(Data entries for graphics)
::::

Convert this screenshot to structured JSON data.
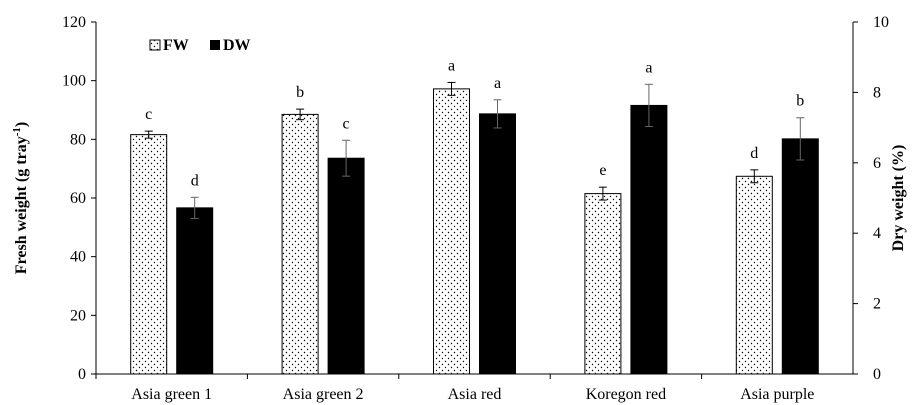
{
  "chart_data": {
    "type": "bar",
    "categories": [
      "Asia green 1",
      "Asia green 2",
      "Asia red",
      "Koregon red",
      "Asia purple"
    ],
    "series": [
      {
        "name": "FW",
        "axis": "left",
        "color": "#ffffff",
        "pattern": "dotted",
        "values": [
          81.6,
          88.5,
          97.2,
          61.5,
          67.4
        ],
        "error": [
          1.2,
          1.8,
          2.2,
          2.2,
          2.2
        ],
        "letters": [
          "c",
          "b",
          "a",
          "e",
          "d"
        ]
      },
      {
        "name": "DW",
        "axis": "right",
        "color": "#000000",
        "values": [
          4.72,
          6.13,
          7.39,
          7.63,
          6.68
        ],
        "error": [
          0.3,
          0.51,
          0.4,
          0.6,
          0.6
        ],
        "letters": [
          "d",
          "c",
          "a",
          "a",
          "b"
        ]
      }
    ],
    "y_left": {
      "label": "Fresh weight (g tray",
      "label_sup": "-1",
      "label_end": ")",
      "lim": [
        0,
        120
      ],
      "ticks": [
        0,
        20,
        40,
        60,
        80,
        100,
        120
      ]
    },
    "y_right": {
      "label": "Dry weight (%)",
      "lim": [
        0,
        10
      ],
      "ticks": [
        0,
        2,
        4,
        6,
        8,
        10
      ]
    },
    "legend": {
      "position": "top-left",
      "items": [
        "FW",
        "DW"
      ]
    },
    "grid": false
  }
}
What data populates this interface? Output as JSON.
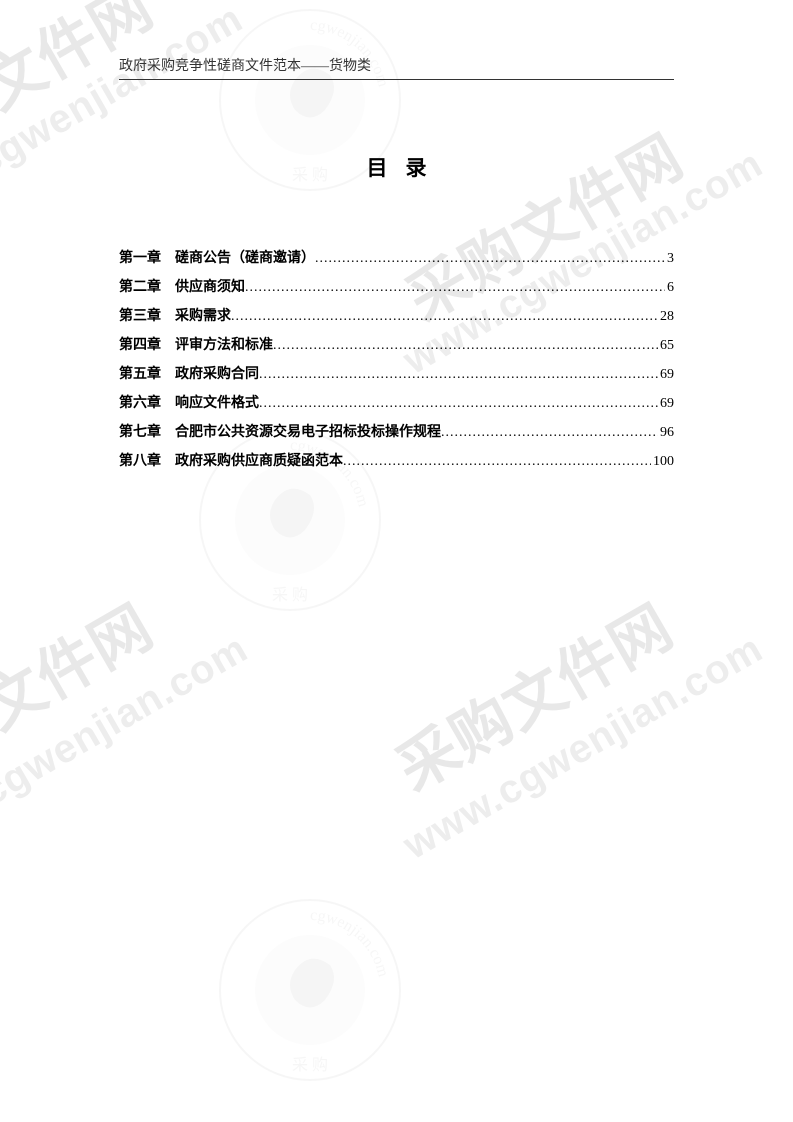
{
  "header": {
    "text": "政府采购竞争性磋商文件范本——货物类"
  },
  "toc": {
    "title": "目录",
    "items": [
      {
        "chapter": "第一章",
        "name": "磋商公告（磋商邀请）",
        "page": "3"
      },
      {
        "chapter": "第二章",
        "name": "供应商须知",
        "page": "6"
      },
      {
        "chapter": "第三章",
        "name": "采购需求",
        "page": "28"
      },
      {
        "chapter": "第四章",
        "name": "评审方法和标准",
        "page": "65"
      },
      {
        "chapter": "第五章",
        "name": "政府采购合同",
        "page": "69"
      },
      {
        "chapter": "第六章",
        "name": "响应文件格式",
        "page": "69"
      },
      {
        "chapter": "第七章",
        "name": "合肥市公共资源交易电子招标投标操作规程",
        "page": "96"
      },
      {
        "chapter": "第八章",
        "name": "政府采购供应商质疑函范本",
        "page": "100"
      }
    ]
  },
  "watermark": {
    "text_url": "www.cgwenjian.com",
    "text_cn": "采购文件网",
    "logo_ring_text": "cgwenjian.com",
    "logo_bottom_text": "采 购",
    "colors": {
      "watermark": "#eeeeee",
      "watermark_cn": "#e8e8e8",
      "text": "#000000",
      "header": "#333333",
      "background": "#ffffff"
    }
  }
}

::::

**Job**
Lines containing the string "cgwenjian" are to be selected and copied.

**Task output**
    "text_url": "www.cgwenjian.com",
    "logo_ring_text": "cgwenjian.com",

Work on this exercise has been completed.